> **The problem**:
Copy out each line that includes the word "threshold".

> **Figure data in JSON**:
+--
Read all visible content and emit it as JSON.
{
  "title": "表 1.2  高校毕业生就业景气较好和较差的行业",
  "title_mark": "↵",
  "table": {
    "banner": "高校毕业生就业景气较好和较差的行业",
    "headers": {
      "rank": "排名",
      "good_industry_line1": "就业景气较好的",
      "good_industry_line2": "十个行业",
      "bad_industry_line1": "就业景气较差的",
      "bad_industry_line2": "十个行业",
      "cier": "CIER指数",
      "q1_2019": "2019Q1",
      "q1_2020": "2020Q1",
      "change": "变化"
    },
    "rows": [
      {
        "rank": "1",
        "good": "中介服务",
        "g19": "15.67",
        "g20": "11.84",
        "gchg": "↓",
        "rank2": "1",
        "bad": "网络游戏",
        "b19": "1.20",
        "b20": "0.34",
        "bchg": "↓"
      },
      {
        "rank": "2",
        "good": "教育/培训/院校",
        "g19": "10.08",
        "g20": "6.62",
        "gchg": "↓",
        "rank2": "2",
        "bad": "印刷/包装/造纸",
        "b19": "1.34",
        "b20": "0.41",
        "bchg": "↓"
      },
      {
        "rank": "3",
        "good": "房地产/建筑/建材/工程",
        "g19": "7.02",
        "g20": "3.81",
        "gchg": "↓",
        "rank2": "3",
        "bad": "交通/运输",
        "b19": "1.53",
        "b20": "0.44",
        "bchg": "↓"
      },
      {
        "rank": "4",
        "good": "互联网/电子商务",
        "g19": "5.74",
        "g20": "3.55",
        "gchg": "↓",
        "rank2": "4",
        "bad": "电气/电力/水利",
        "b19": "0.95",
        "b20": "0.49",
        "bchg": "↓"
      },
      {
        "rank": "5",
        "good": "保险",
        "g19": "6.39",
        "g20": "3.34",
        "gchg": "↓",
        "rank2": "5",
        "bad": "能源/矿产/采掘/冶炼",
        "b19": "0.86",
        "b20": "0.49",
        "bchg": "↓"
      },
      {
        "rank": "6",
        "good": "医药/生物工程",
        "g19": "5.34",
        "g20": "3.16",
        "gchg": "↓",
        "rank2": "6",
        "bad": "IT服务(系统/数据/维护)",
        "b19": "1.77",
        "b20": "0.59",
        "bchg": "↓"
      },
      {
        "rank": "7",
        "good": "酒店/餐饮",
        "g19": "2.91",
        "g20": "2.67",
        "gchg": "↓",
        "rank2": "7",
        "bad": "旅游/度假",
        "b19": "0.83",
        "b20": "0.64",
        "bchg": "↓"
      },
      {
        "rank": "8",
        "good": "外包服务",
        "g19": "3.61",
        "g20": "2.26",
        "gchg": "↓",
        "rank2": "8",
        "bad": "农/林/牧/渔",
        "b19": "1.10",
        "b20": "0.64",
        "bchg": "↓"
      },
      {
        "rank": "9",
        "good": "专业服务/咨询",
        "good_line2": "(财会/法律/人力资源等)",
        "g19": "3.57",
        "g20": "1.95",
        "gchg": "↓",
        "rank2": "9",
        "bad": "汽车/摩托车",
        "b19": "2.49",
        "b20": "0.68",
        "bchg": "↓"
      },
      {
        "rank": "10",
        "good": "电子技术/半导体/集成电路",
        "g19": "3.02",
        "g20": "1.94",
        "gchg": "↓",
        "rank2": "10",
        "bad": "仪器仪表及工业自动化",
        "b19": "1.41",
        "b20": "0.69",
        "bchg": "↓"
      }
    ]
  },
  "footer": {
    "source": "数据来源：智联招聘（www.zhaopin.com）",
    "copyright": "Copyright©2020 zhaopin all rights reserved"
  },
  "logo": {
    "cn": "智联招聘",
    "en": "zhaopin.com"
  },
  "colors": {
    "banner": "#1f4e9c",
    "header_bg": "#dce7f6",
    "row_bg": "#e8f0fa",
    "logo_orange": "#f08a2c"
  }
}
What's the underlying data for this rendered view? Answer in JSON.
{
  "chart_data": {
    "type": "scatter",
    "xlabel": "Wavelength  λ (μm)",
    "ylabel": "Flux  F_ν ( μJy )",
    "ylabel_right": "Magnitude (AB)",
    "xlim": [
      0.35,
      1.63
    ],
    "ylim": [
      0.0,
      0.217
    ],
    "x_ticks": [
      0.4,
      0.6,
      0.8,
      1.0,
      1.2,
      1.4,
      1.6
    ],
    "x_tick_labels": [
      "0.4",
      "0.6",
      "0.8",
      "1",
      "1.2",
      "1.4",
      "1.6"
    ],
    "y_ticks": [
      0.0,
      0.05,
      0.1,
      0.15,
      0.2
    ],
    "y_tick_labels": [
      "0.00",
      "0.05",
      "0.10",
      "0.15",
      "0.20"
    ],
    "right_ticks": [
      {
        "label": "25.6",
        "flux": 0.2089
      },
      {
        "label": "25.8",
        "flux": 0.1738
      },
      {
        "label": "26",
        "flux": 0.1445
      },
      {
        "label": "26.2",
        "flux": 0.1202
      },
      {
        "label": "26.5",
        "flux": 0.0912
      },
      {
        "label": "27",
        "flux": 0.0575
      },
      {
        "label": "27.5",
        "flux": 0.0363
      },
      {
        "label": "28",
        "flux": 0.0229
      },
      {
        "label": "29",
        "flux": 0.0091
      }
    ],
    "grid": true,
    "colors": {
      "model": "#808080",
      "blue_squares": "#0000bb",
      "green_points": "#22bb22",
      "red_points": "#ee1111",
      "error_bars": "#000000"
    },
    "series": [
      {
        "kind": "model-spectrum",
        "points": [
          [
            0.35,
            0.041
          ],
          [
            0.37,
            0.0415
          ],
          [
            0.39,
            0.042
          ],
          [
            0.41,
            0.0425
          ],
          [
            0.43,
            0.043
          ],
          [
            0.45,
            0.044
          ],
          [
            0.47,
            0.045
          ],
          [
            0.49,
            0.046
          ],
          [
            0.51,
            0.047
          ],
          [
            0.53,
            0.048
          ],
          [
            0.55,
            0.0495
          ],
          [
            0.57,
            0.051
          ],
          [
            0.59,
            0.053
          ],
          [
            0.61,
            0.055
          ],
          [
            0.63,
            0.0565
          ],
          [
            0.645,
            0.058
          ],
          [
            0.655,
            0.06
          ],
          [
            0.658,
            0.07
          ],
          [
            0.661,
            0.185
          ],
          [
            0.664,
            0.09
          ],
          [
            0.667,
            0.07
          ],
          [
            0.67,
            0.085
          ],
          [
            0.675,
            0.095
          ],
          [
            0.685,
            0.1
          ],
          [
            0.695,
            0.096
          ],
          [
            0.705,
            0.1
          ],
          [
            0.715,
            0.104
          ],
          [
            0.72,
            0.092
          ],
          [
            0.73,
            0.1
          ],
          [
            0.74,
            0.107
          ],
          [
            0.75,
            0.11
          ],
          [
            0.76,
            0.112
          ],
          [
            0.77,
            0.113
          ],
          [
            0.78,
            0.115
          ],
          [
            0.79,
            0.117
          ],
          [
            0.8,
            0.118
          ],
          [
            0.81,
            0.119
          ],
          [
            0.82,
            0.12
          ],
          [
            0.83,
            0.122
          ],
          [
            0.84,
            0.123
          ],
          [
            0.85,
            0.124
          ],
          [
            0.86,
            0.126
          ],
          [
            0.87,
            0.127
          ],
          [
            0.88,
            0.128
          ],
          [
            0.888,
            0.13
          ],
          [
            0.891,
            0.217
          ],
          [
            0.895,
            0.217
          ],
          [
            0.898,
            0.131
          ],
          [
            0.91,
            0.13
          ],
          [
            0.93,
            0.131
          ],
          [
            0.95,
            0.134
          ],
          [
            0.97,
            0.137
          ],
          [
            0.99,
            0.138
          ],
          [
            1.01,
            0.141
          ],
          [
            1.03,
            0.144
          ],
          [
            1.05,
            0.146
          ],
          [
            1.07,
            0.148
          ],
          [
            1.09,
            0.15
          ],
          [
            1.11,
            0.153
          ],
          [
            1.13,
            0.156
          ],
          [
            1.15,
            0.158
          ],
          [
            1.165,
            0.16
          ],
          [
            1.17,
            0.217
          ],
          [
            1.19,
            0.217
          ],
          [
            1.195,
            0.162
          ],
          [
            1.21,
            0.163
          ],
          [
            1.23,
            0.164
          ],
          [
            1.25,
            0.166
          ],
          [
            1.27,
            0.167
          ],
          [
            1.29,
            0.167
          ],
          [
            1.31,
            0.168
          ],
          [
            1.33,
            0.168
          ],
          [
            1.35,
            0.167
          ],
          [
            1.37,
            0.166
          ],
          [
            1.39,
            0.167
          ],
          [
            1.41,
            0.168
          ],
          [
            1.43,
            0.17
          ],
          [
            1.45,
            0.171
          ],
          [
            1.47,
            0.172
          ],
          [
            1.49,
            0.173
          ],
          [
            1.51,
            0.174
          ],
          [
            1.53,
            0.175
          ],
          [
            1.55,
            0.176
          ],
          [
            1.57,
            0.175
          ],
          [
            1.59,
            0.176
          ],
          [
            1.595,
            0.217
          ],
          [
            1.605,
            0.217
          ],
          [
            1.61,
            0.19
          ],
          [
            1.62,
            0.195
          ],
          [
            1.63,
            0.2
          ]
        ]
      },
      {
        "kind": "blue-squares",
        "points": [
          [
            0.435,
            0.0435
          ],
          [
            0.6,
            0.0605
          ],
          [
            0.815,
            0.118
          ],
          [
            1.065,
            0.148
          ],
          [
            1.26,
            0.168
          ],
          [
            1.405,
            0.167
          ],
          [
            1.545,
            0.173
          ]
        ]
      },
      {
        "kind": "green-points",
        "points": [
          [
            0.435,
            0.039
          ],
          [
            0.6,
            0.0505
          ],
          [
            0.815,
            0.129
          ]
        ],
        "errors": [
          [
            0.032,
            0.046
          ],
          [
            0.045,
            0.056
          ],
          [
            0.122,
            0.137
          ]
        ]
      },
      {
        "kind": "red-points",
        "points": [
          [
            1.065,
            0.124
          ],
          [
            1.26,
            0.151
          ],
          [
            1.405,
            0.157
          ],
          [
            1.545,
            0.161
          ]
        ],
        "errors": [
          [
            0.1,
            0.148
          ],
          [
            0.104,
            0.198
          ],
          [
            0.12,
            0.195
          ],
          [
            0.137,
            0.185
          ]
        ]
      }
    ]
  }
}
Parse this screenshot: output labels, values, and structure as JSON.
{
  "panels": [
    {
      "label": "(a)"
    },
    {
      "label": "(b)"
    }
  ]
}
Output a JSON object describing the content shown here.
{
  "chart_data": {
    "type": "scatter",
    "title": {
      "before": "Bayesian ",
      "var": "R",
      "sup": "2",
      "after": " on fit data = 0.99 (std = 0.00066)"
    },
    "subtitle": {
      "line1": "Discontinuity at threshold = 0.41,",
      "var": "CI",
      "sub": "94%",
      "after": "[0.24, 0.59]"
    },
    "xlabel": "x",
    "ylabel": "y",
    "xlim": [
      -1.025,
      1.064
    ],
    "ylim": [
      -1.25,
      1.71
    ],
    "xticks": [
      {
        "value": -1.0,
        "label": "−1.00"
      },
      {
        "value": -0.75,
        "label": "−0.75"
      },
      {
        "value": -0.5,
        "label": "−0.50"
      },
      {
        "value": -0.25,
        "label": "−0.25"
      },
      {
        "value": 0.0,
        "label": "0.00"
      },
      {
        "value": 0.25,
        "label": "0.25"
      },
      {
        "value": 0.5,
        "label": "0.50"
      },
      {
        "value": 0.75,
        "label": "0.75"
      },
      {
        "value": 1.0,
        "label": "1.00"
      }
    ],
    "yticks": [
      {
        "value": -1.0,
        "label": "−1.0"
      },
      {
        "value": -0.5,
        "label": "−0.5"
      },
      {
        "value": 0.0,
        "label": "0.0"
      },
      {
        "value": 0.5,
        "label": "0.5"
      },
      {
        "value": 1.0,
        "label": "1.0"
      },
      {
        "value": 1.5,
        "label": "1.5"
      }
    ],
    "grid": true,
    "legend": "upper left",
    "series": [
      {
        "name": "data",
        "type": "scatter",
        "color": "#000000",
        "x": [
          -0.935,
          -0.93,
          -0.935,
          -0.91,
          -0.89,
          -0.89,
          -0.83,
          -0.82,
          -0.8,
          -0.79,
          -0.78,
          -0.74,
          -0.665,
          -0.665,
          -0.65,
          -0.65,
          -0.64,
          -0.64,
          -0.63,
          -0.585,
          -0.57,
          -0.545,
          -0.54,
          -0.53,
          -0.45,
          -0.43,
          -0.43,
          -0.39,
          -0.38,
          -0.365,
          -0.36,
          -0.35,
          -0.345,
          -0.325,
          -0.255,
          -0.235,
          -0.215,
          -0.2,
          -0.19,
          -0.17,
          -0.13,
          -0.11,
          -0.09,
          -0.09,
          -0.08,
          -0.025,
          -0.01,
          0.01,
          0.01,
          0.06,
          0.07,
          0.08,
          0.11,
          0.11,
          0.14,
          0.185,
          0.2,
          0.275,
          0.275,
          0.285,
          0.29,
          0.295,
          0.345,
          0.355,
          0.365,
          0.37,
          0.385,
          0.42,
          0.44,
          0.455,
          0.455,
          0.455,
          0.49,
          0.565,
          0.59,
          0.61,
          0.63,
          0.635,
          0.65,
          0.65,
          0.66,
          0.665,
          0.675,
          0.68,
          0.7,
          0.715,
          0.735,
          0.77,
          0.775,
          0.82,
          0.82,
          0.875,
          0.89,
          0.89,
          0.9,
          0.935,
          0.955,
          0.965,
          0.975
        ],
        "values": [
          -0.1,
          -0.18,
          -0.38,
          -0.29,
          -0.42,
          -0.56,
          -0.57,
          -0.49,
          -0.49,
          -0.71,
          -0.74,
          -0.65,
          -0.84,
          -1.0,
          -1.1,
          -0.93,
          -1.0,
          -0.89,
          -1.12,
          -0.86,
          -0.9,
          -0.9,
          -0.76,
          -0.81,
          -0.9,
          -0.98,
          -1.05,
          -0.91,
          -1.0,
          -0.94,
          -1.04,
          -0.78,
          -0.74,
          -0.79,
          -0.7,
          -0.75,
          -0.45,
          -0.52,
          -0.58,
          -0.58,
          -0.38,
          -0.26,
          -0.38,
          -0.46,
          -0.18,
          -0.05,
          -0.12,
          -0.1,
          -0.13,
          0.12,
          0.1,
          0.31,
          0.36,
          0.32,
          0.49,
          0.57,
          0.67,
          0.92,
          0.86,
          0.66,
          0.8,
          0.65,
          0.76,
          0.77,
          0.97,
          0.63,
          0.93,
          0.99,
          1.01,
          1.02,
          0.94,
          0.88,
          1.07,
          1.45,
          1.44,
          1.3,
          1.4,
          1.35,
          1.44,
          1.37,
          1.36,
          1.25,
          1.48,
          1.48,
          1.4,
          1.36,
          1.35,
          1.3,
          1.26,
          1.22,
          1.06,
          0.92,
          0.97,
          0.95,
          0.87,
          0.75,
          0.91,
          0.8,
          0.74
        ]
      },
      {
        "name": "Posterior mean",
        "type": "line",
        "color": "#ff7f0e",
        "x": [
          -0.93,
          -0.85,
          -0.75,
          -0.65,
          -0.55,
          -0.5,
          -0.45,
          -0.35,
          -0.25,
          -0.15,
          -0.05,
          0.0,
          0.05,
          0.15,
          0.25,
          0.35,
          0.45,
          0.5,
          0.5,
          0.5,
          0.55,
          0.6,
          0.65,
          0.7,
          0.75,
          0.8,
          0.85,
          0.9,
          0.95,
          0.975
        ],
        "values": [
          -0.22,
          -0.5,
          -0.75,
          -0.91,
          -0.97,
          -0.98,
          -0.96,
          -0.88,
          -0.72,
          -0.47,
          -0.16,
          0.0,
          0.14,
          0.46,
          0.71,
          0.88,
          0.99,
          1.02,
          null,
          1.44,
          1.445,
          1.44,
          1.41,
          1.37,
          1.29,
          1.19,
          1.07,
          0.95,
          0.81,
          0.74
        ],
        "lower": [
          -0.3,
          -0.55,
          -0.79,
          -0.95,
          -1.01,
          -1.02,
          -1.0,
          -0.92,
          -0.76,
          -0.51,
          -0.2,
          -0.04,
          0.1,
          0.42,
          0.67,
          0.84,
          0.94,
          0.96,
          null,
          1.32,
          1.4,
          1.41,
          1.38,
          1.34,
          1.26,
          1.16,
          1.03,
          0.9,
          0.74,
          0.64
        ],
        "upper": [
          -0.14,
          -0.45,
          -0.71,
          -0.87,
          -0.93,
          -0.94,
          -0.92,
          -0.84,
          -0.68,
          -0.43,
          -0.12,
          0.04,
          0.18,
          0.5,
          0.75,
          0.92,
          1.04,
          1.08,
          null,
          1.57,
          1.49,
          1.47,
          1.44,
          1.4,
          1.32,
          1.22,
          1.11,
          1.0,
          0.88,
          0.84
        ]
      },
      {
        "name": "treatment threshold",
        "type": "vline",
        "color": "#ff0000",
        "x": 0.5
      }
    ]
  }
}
+--
> **Correct answer**:
      "line1": "Discontinuity at threshold = 0.41,",
        "name": "treatment threshold",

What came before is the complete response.